* [Description of the task]
The entries below should be quoted exactly, with no pictures carried over.

* [Extracted data entries]

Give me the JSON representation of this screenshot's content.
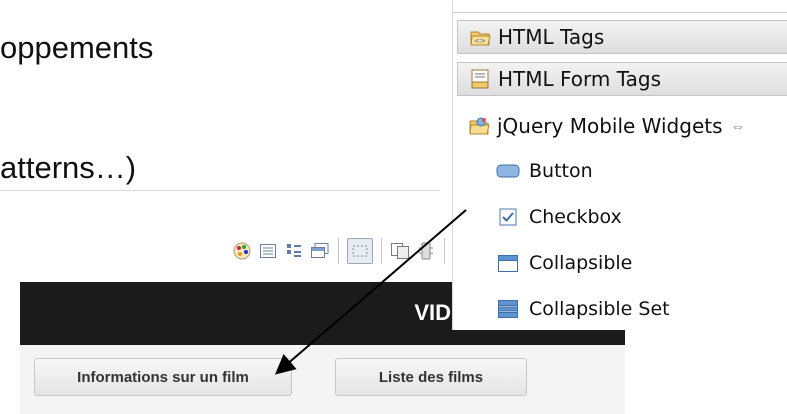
{
  "slide": {
    "line1": "oppements",
    "line2": "atterns…)"
  },
  "app_header": {
    "title": "VID"
  },
  "nav": {
    "buttons": [
      {
        "label": "Informations sur un film"
      },
      {
        "label": "Liste des films"
      }
    ]
  },
  "palette": {
    "categories": [
      {
        "label": "HTML Tags",
        "icon": "html-tags-icon"
      },
      {
        "label": "HTML Form Tags",
        "icon": "html-form-tags-icon"
      },
      {
        "label": "jQuery Mobile Widgets",
        "icon": "jquery-mobile-widgets-icon",
        "expanded": true
      }
    ],
    "items": [
      {
        "label": "Button",
        "icon": "button-widget-icon"
      },
      {
        "label": "Checkbox",
        "icon": "checkbox-widget-icon"
      },
      {
        "label": "Collapsible",
        "icon": "collapsible-widget-icon"
      },
      {
        "label": "Collapsible Set",
        "icon": "collapsible-set-widget-icon"
      }
    ]
  },
  "toolbar": {
    "icons": [
      "palette-icon",
      "list-icon",
      "tree-icon",
      "stack-icon",
      "selection-icon",
      "copy-icon",
      "device-icon",
      "split-horizontal-icon",
      "split-vertical-icon"
    ]
  },
  "colors": {
    "header_bg": "#1b1b1b",
    "nav_bg": "#f4f4f4",
    "arrow": "#000000"
  }
}
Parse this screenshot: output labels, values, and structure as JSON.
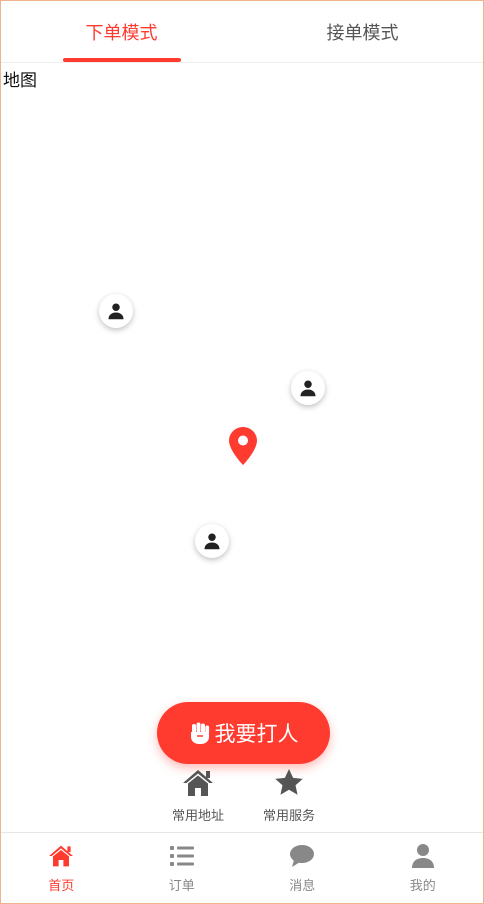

* [Correct output]
Give me the JSON representation of this screenshot's content.
{
  "slide": {
    "line1": "oppements",
    "line2": "atterns…)"
  },
  "app_header": {
    "title": "VID"
  },
  "nav": {
    "buttons": [
      {
        "label": "Informations sur un film"
      },
      {
        "label": "Liste des films"
      }
    ]
  },
  "palette": {
    "categories": [
      {
        "label": "HTML Tags",
        "icon": "html-tags-icon"
      },
      {
        "label": "HTML Form Tags",
        "icon": "html-form-tags-icon"
      },
      {
        "label": "jQuery Mobile Widgets",
        "icon": "jquery-mobile-widgets-icon",
        "expanded": true
      }
    ],
    "items": [
      {
        "label": "Button",
        "icon": "button-widget-icon"
      },
      {
        "label": "Checkbox",
        "icon": "checkbox-widget-icon"
      },
      {
        "label": "Collapsible",
        "icon": "collapsible-widget-icon"
      },
      {
        "label": "Collapsible Set",
        "icon": "collapsible-set-widget-icon"
      }
    ]
  },
  "toolbar": {
    "icons": [
      "palette-icon",
      "list-icon",
      "tree-icon",
      "stack-icon",
      "selection-icon",
      "copy-icon",
      "device-icon",
      "split-horizontal-icon",
      "split-vertical-icon"
    ]
  },
  "colors": {
    "header_bg": "#1b1b1b",
    "nav_bg": "#f4f4f4",
    "arrow": "#000000"
  }
}
Parse this screenshot: output labels, values, and structure as JSON.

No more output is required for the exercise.